The exercise -> Omit the images, then print each record below exactly as it reads.

Data records ->
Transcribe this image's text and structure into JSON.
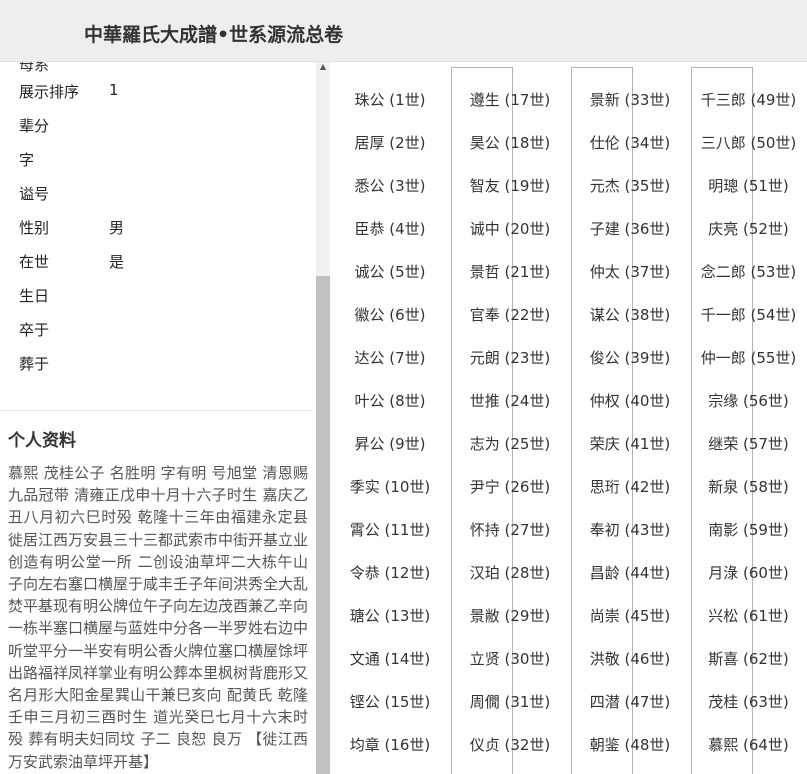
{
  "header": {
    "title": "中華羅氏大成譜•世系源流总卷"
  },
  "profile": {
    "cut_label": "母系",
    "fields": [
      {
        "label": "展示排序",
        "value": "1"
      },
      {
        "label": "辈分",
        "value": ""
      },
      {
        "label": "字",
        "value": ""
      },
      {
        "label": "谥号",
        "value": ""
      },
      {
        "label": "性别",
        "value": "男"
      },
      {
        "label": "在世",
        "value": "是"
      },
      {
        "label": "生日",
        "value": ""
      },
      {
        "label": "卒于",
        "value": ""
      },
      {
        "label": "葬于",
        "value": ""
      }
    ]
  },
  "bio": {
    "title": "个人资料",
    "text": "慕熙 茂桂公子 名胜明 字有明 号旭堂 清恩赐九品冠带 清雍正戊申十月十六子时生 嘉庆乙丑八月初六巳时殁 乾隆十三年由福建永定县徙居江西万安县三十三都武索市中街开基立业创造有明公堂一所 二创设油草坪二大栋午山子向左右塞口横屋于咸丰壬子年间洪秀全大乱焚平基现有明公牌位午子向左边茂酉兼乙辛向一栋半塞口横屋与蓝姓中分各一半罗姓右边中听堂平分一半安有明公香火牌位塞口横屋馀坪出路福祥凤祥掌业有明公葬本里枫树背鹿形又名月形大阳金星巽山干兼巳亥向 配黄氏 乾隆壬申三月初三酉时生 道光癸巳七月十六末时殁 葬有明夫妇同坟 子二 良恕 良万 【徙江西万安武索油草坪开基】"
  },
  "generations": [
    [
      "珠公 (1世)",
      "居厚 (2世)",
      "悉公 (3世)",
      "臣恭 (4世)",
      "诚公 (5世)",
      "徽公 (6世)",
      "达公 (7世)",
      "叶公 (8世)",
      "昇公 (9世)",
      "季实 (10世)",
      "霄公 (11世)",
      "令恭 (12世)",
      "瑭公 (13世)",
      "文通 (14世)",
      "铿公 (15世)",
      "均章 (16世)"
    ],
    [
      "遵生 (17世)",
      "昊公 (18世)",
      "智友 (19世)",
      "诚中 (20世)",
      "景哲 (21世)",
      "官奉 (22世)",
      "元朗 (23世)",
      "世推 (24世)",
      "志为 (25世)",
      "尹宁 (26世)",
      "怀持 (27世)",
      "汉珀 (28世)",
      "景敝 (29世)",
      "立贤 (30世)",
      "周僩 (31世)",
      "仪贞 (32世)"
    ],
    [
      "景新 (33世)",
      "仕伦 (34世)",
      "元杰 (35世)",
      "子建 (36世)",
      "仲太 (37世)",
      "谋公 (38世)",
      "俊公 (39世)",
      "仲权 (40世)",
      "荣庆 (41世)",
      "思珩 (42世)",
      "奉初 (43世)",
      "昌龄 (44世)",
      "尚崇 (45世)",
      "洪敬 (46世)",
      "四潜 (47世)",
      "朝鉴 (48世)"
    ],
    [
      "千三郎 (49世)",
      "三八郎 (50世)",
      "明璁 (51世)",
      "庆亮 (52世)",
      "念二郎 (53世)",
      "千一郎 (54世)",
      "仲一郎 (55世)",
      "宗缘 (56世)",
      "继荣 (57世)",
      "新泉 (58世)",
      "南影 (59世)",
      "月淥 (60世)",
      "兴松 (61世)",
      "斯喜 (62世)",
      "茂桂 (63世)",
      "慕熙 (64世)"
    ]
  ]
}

Right answer ->
Transcribe this image's text and structure into JSON.
{
  "header": {
    "title": "中華羅氏大成譜•世系源流总卷"
  },
  "profile": {
    "cut_label": "母系",
    "fields": [
      {
        "label": "展示排序",
        "value": "1"
      },
      {
        "label": "辈分",
        "value": ""
      },
      {
        "label": "字",
        "value": ""
      },
      {
        "label": "谥号",
        "value": ""
      },
      {
        "label": "性别",
        "value": "男"
      },
      {
        "label": "在世",
        "value": "是"
      },
      {
        "label": "生日",
        "value": ""
      },
      {
        "label": "卒于",
        "value": ""
      },
      {
        "label": "葬于",
        "value": ""
      }
    ]
  },
  "bio": {
    "title": "个人资料",
    "text": "慕熙 茂桂公子 名胜明 字有明 号旭堂 清恩赐九品冠带 清雍正戊申十月十六子时生 嘉庆乙丑八月初六巳时殁 乾隆十三年由福建永定县徙居江西万安县三十三都武索市中街开基立业创造有明公堂一所 二创设油草坪二大栋午山子向左右塞口横屋于咸丰壬子年间洪秀全大乱焚平基现有明公牌位午子向左边茂酉兼乙辛向一栋半塞口横屋与蓝姓中分各一半罗姓右边中听堂平分一半安有明公香火牌位塞口横屋馀坪出路福祥凤祥掌业有明公葬本里枫树背鹿形又名月形大阳金星巽山干兼巳亥向 配黄氏 乾隆壬申三月初三酉时生 道光癸巳七月十六末时殁 葬有明夫妇同坟 子二 良恕 良万 【徙江西万安武索油草坪开基】"
  },
  "generations": [
    [
      "珠公 (1世)",
      "居厚 (2世)",
      "悉公 (3世)",
      "臣恭 (4世)",
      "诚公 (5世)",
      "徽公 (6世)",
      "达公 (7世)",
      "叶公 (8世)",
      "昇公 (9世)",
      "季实 (10世)",
      "霄公 (11世)",
      "令恭 (12世)",
      "瑭公 (13世)",
      "文通 (14世)",
      "铿公 (15世)",
      "均章 (16世)"
    ],
    [
      "遵生 (17世)",
      "昊公 (18世)",
      "智友 (19世)",
      "诚中 (20世)",
      "景哲 (21世)",
      "官奉 (22世)",
      "元朗 (23世)",
      "世推 (24世)",
      "志为 (25世)",
      "尹宁 (26世)",
      "怀持 (27世)",
      "汉珀 (28世)",
      "景敝 (29世)",
      "立贤 (30世)",
      "周僩 (31世)",
      "仪贞 (32世)"
    ],
    [
      "景新 (33世)",
      "仕伦 (34世)",
      "元杰 (35世)",
      "子建 (36世)",
      "仲太 (37世)",
      "谋公 (38世)",
      "俊公 (39世)",
      "仲权 (40世)",
      "荣庆 (41世)",
      "思珩 (42世)",
      "奉初 (43世)",
      "昌龄 (44世)",
      "尚崇 (45世)",
      "洪敬 (46世)",
      "四潜 (47世)",
      "朝鉴 (48世)"
    ],
    [
      "千三郎 (49世)",
      "三八郎 (50世)",
      "明璁 (51世)",
      "庆亮 (52世)",
      "念二郎 (53世)",
      "千一郎 (54世)",
      "仲一郎 (55世)",
      "宗缘 (56世)",
      "继荣 (57世)",
      "新泉 (58世)",
      "南影 (59世)",
      "月淥 (60世)",
      "兴松 (61世)",
      "斯喜 (62世)",
      "茂桂 (63世)",
      "慕熙 (64世)"
    ]
  ]
}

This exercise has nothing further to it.